The Dow Jones Industrial Average fell 0.60%, the S&P 500 dropped 0.77%, and the Nasdaq declined 1.05%. Some analysts even suggest that the S. Korean market fared better than the New York stock market’s decline, primarily because individual investors were actively buying, providing support to the market.
Despite foreign and institutional investors selling off a net 530.4 billion won ($386.6 million) and $208.7 million respectively, individual investors purchased a net $589.7 million worth of stocks in the Korean market.
In fact, foreign investors have withdrawn a total of $1.9 billion from the Korean stock market over five consecutive trading days since Aug. 2, while institutions have net sold $1.3 billion. However, individual investors injected $3.1 billion into the market during this period.
Over the same timeframe, the stock most heavily sold by foreign investors was Samsung Electronics, with about $18.2 million withdrawn. The second was Korea Line Corporation, followed by SK Hynix, Woori Financial Group, and Industrial Bank of Korea (IBK).

The reason why foreign investors are selling stocks like Samsung Electronics and SK Hynix is due to the AI (Artificial Intelligence) bubble concerns that arose in the U.S., which have now spread to South Korean semiconductor stocks.
Korea Line Corporation, a shipping company, saw its gains evaporate due to concerns over the Middle East conflict. Woori Financial Group and IBK likely experienced declines due to a pullback in gains that had been driven by the S. Korean government’s recent initiatives aimed at increasing the value of state-owned enterprises and financial institutions.
Lee Jae-won, an analyst at Shinhan Investment, noted, “The U.S. market initially rose because the Bank of Japan hinted at slowing down its interest rate hikes. However, it eventually closed lower as concerns about the potential profitability of AI companies resurfaced. Similarly, in the KOSPI, foreign investors are pulling money out of semiconductor stocks because they are becoming less interested in taking risks.”

What to do:
Copy the passage on Korean stock trading word for word, from "Over the same" up to and including "of Korea (IBK).".

Dataset content:
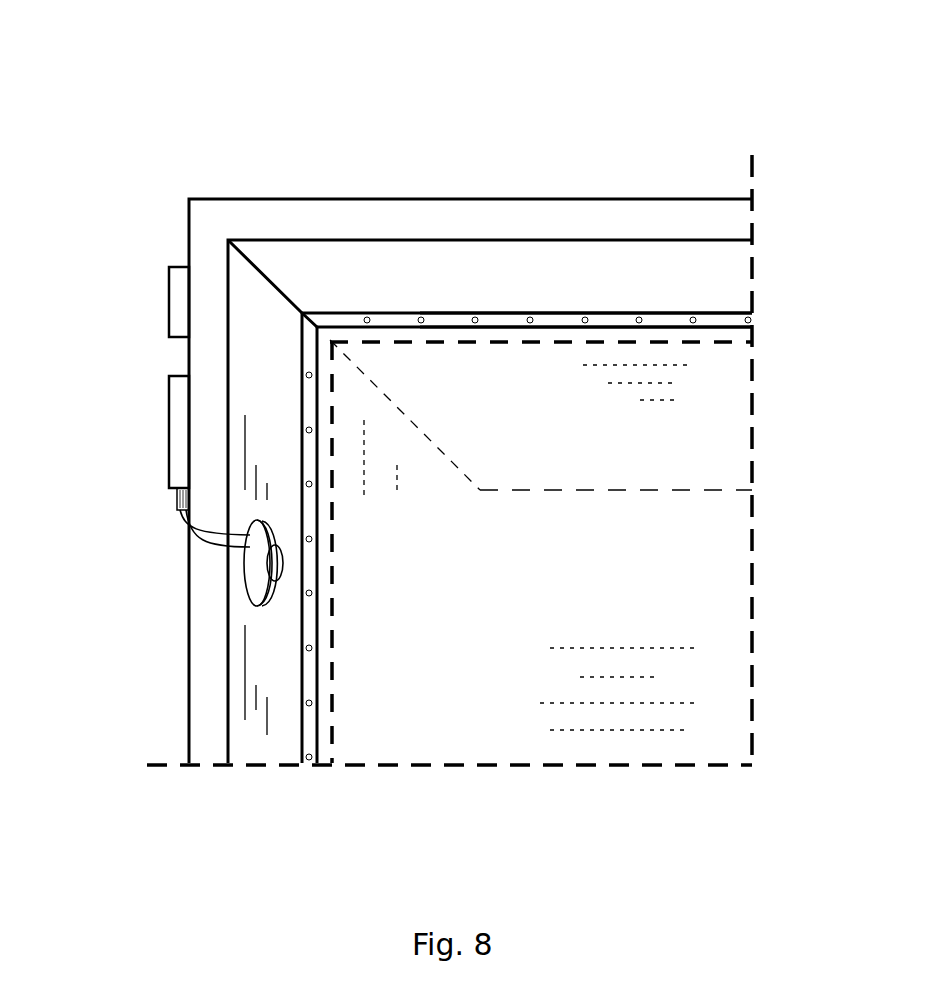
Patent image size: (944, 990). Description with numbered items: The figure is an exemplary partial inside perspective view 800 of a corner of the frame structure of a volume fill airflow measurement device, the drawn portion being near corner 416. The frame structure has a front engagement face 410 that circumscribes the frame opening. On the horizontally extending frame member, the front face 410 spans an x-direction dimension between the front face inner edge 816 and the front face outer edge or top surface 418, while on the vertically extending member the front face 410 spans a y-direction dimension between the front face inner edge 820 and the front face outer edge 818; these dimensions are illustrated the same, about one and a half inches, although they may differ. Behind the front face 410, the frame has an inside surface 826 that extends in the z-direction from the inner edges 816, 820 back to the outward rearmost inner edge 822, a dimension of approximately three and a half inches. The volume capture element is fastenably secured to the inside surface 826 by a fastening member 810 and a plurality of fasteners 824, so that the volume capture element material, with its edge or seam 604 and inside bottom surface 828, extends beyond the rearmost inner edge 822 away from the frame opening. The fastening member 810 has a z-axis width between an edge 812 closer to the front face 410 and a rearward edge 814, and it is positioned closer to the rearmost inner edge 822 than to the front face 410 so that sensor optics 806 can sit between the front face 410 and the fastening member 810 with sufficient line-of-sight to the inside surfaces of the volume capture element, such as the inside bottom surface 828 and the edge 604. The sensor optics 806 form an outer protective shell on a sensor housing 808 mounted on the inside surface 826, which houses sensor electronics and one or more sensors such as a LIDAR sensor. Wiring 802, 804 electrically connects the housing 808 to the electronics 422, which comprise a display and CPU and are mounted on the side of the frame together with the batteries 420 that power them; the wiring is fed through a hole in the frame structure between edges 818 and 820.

Written reply:
Over the same timeframe, the stock most heavily sold by foreign investors was Samsung Electronics, with about $18.2 million withdrawn. The second was Korea Line Corporation, followed by SK Hynix, Woori Financial Group, and Industrial Bank of Korea (IBK).